Aim |
Drop all images and give the records again exactly.

(Figure record listings)
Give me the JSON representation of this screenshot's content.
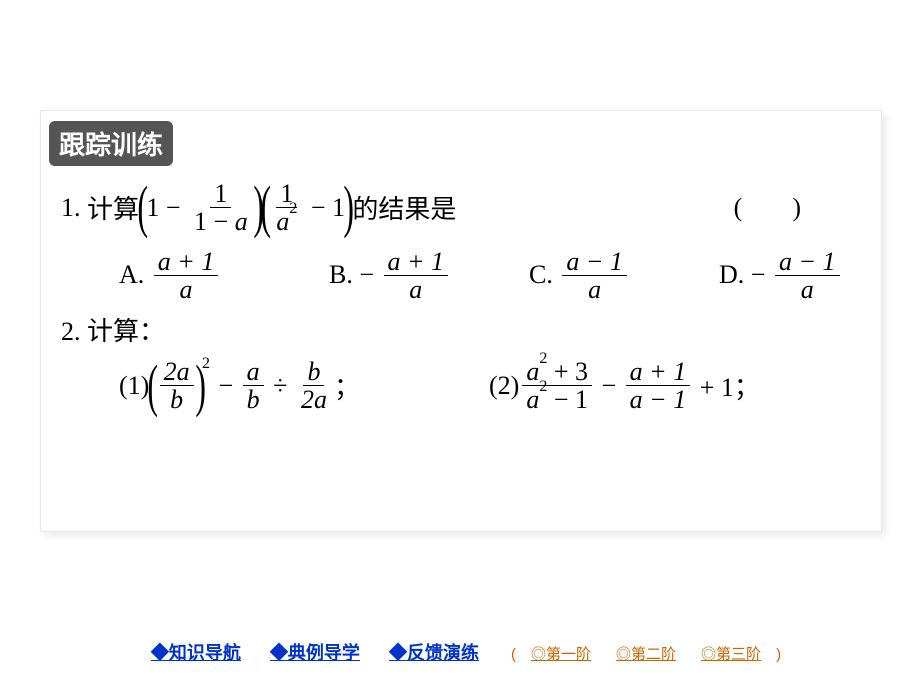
{
  "badge": "跟踪训练",
  "q1": {
    "num": "1.",
    "prefix": "计算",
    "suffix": "的结果是",
    "answer_open": "(",
    "answer_close": ")",
    "expr": {
      "one": "1",
      "minus": "−",
      "f1_num": "1",
      "f1_den_a": "1 − ",
      "f1_den_b": "a",
      "f2_num_a": "1",
      "f2_den_a": "a",
      "f2_den_sup": "2"
    }
  },
  "options": {
    "A": {
      "label": "A.",
      "num": "a + 1",
      "den": "a",
      "a_var": "a"
    },
    "B": {
      "label": "B.",
      "neg": "−",
      "num": "a + 1",
      "den": "a"
    },
    "C": {
      "label": "C.",
      "num": "a − 1",
      "den": "a"
    },
    "D": {
      "label": "D.",
      "neg": "−",
      "num": "a − 1",
      "den": "a"
    }
  },
  "q2": {
    "num": "2.",
    "label": "计算：",
    "p1": {
      "label": "(1)",
      "f1_num": "2a",
      "f1_den": "b",
      "sq": "2",
      "minus": "−",
      "f2_num": "a",
      "f2_den": "b",
      "div": "÷",
      "f3_num": "b",
      "f3_den": "2a",
      "semi": "；"
    },
    "p2": {
      "label": "(2)",
      "f1_num_a": "a",
      "f1_num_sup": "2",
      "f1_num_rest": " + 3",
      "f1_den_a": "a",
      "f1_den_sup": "2",
      "f1_den_rest": " − 1",
      "minus": "−",
      "f2_num": "a + 1",
      "f2_den": "a − 1",
      "plus": "+ 1；"
    }
  },
  "nav": {
    "main": [
      "◆知识导航",
      "◆典例导学",
      "◆反馈演练"
    ],
    "open": "(",
    "close": ")",
    "subs": [
      "◎第一阶",
      "◎第二阶",
      "◎第三阶"
    ]
  },
  "colors": {
    "badge_bg": "#555555",
    "nav_main": "#0033cc",
    "nav_sub": "#cc6600"
  }
}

Worked answer |
Give me the JSON representation of this screenshot's content.
{
  "badge": "跟踪训练",
  "q1": {
    "num": "1.",
    "prefix": "计算",
    "suffix": "的结果是",
    "answer_open": "(",
    "answer_close": ")",
    "expr": {
      "one": "1",
      "minus": "−",
      "f1_num": "1",
      "f1_den_a": "1 − ",
      "f1_den_b": "a",
      "f2_num_a": "1",
      "f2_den_a": "a",
      "f2_den_sup": "2"
    }
  },
  "options": {
    "A": {
      "label": "A.",
      "num": "a + 1",
      "den": "a",
      "a_var": "a"
    },
    "B": {
      "label": "B.",
      "neg": "−",
      "num": "a + 1",
      "den": "a"
    },
    "C": {
      "label": "C.",
      "num": "a − 1",
      "den": "a"
    },
    "D": {
      "label": "D.",
      "neg": "−",
      "num": "a − 1",
      "den": "a"
    }
  },
  "q2": {
    "num": "2.",
    "label": "计算：",
    "p1": {
      "label": "(1)",
      "f1_num": "2a",
      "f1_den": "b",
      "sq": "2",
      "minus": "−",
      "f2_num": "a",
      "f2_den": "b",
      "div": "÷",
      "f3_num": "b",
      "f3_den": "2a",
      "semi": "；"
    },
    "p2": {
      "label": "(2)",
      "f1_num_a": "a",
      "f1_num_sup": "2",
      "f1_num_rest": " + 3",
      "f1_den_a": "a",
      "f1_den_sup": "2",
      "f1_den_rest": " − 1",
      "minus": "−",
      "f2_num": "a + 1",
      "f2_den": "a − 1",
      "plus": "+ 1；"
    }
  },
  "nav": {
    "main": [
      "◆知识导航",
      "◆典例导学",
      "◆反馈演练"
    ],
    "open": "(",
    "close": ")",
    "subs": [
      "◎第一阶",
      "◎第二阶",
      "◎第三阶"
    ]
  },
  "colors": {
    "badge_bg": "#555555",
    "nav_main": "#0033cc",
    "nav_sub": "#cc6600"
  }
}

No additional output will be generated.